----- DATASET -----

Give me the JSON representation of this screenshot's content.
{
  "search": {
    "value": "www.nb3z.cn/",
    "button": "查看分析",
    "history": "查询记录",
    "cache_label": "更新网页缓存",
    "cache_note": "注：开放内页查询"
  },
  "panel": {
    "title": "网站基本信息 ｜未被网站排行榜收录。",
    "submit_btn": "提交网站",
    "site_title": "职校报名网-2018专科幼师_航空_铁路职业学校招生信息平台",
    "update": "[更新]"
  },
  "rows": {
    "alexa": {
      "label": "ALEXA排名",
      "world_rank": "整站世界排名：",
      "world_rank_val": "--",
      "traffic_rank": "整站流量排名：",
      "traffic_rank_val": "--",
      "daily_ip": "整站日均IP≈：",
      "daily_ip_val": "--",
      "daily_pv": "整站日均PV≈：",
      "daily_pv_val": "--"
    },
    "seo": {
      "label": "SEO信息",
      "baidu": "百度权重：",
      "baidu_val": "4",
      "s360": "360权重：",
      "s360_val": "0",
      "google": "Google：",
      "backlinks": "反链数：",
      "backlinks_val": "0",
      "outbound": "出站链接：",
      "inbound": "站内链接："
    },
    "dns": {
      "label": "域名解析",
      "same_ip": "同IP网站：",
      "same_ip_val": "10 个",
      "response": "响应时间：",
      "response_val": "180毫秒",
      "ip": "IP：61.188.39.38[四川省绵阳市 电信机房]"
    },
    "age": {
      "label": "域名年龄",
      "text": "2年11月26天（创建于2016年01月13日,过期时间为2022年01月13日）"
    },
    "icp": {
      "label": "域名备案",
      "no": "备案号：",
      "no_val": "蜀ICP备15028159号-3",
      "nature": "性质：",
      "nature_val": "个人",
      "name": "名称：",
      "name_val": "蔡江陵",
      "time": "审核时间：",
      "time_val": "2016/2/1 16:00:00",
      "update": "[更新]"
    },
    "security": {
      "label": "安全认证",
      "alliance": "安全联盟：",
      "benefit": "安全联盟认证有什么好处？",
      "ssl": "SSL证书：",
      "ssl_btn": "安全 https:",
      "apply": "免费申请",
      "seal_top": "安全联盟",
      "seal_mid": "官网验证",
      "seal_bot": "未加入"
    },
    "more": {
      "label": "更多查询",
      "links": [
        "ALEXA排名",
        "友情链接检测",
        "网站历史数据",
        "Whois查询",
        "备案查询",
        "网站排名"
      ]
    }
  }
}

-----

### [SET TASK]
Write the data back out verbatim.

### [EXERCISE ANSWER]
Give me the JSON representation of this screenshot's content.
{
  "search": {
    "value": "www.nb3z.cn/",
    "button": "查看分析",
    "history": "查询记录",
    "cache_label": "更新网页缓存",
    "cache_note": "注：开放内页查询"
  },
  "panel": {
    "title": "网站基本信息 ｜未被网站排行榜收录。",
    "submit_btn": "提交网站",
    "site_title": "职校报名网-2018专科幼师_航空_铁路职业学校招生信息平台",
    "update": "[更新]"
  },
  "rows": {
    "alexa": {
      "label": "ALEXA排名",
      "world_rank": "整站世界排名：",
      "world_rank_val": "--",
      "traffic_rank": "整站流量排名：",
      "traffic_rank_val": "--",
      "daily_ip": "整站日均IP≈：",
      "daily_ip_val": "--",
      "daily_pv": "整站日均PV≈：",
      "daily_pv_val": "--"
    },
    "seo": {
      "label": "SEO信息",
      "baidu": "百度权重：",
      "baidu_val": "4",
      "s360": "360权重：",
      "s360_val": "0",
      "google": "Google：",
      "backlinks": "反链数：",
      "backlinks_val": "0",
      "outbound": "出站链接：",
      "inbound": "站内链接："
    },
    "dns": {
      "label": "域名解析",
      "same_ip": "同IP网站：",
      "same_ip_val": "10 个",
      "response": "响应时间：",
      "response_val": "180毫秒",
      "ip": "IP：61.188.39.38[四川省绵阳市 电信机房]"
    },
    "age": {
      "label": "域名年龄",
      "text": "2年11月26天（创建于2016年01月13日,过期时间为2022年01月13日）"
    },
    "icp": {
      "label": "域名备案",
      "no": "备案号：",
      "no_val": "蜀ICP备15028159号-3",
      "nature": "性质：",
      "nature_val": "个人",
      "name": "名称：",
      "name_val": "蔡江陵",
      "time": "审核时间：",
      "time_val": "2016/2/1 16:00:00",
      "update": "[更新]"
    },
    "security": {
      "label": "安全认证",
      "alliance": "安全联盟：",
      "benefit": "安全联盟认证有什么好处？",
      "ssl": "SSL证书：",
      "ssl_btn": "安全 https:",
      "apply": "免费申请",
      "seal_top": "安全联盟",
      "seal_mid": "官网验证",
      "seal_bot": "未加入"
    },
    "more": {
      "label": "更多查询",
      "links": [
        "ALEXA排名",
        "友情链接检测",
        "网站历史数据",
        "Whois查询",
        "备案查询",
        "网站排名"
      ]
    }
  }
}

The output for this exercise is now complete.